Collected data entries:

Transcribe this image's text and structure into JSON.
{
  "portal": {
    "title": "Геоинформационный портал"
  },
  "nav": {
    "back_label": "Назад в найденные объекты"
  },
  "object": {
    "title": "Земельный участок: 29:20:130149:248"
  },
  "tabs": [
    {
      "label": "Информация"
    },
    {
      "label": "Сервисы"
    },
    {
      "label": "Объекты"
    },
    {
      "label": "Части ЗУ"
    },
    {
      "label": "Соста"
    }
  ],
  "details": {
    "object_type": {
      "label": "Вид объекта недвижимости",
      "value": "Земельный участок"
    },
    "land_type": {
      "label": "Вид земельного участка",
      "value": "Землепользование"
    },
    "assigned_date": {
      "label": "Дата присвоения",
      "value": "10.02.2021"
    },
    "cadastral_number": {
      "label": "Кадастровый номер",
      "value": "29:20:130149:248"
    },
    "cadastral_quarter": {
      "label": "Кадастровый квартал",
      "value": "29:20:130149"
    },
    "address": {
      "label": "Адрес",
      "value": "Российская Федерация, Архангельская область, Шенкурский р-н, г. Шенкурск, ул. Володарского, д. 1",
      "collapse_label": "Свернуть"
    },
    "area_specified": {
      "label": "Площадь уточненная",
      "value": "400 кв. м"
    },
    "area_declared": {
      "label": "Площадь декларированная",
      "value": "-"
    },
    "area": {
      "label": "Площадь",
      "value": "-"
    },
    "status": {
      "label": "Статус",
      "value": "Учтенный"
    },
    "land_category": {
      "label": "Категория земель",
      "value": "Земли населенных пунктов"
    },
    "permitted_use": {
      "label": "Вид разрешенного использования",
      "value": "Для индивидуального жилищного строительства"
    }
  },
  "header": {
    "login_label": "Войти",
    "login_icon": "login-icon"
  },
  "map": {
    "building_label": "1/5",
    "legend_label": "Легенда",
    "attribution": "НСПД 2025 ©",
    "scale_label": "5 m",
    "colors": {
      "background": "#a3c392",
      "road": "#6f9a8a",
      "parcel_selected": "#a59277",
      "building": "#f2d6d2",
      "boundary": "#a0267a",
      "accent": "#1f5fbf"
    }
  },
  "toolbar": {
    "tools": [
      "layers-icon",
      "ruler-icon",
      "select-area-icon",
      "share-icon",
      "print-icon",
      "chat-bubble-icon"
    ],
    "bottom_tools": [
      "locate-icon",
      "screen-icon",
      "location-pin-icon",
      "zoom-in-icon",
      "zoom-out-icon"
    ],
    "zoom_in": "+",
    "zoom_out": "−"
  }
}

* _GIVEN REQUEST_
Restate every line of the data word for word.

* _ANSWER_
Transcribe this image's text and structure into JSON.
{
  "portal": {
    "title": "Геоинформационный портал"
  },
  "nav": {
    "back_label": "Назад в найденные объекты"
  },
  "object": {
    "title": "Земельный участок: 29:20:130149:248"
  },
  "tabs": [
    {
      "label": "Информация"
    },
    {
      "label": "Сервисы"
    },
    {
      "label": "Объекты"
    },
    {
      "label": "Части ЗУ"
    },
    {
      "label": "Соста"
    }
  ],
  "details": {
    "object_type": {
      "label": "Вид объекта недвижимости",
      "value": "Земельный участок"
    },
    "land_type": {
      "label": "Вид земельного участка",
      "value": "Землепользование"
    },
    "assigned_date": {
      "label": "Дата присвоения",
      "value": "10.02.2021"
    },
    "cadastral_number": {
      "label": "Кадастровый номер",
      "value": "29:20:130149:248"
    },
    "cadastral_quarter": {
      "label": "Кадастровый квартал",
      "value": "29:20:130149"
    },
    "address": {
      "label": "Адрес",
      "value": "Российская Федерация, Архангельская область, Шенкурский р-н, г. Шенкурск, ул. Володарского, д. 1",
      "collapse_label": "Свернуть"
    },
    "area_specified": {
      "label": "Площадь уточненная",
      "value": "400 кв. м"
    },
    "area_declared": {
      "label": "Площадь декларированная",
      "value": "-"
    },
    "area": {
      "label": "Площадь",
      "value": "-"
    },
    "status": {
      "label": "Статус",
      "value": "Учтенный"
    },
    "land_category": {
      "label": "Категория земель",
      "value": "Земли населенных пунктов"
    },
    "permitted_use": {
      "label": "Вид разрешенного использования",
      "value": "Для индивидуального жилищного строительства"
    }
  },
  "header": {
    "login_label": "Войти",
    "login_icon": "login-icon"
  },
  "map": {
    "building_label": "1/5",
    "legend_label": "Легенда",
    "attribution": "НСПД 2025 ©",
    "scale_label": "5 m",
    "colors": {
      "background": "#a3c392",
      "road": "#6f9a8a",
      "parcel_selected": "#a59277",
      "building": "#f2d6d2",
      "boundary": "#a0267a",
      "accent": "#1f5fbf"
    }
  },
  "toolbar": {
    "tools": [
      "layers-icon",
      "ruler-icon",
      "select-area-icon",
      "share-icon",
      "print-icon",
      "chat-bubble-icon"
    ],
    "bottom_tools": [
      "locate-icon",
      "screen-icon",
      "location-pin-icon",
      "zoom-in-icon",
      "zoom-out-icon"
    ],
    "zoom_in": "+",
    "zoom_out": "−"
  }
}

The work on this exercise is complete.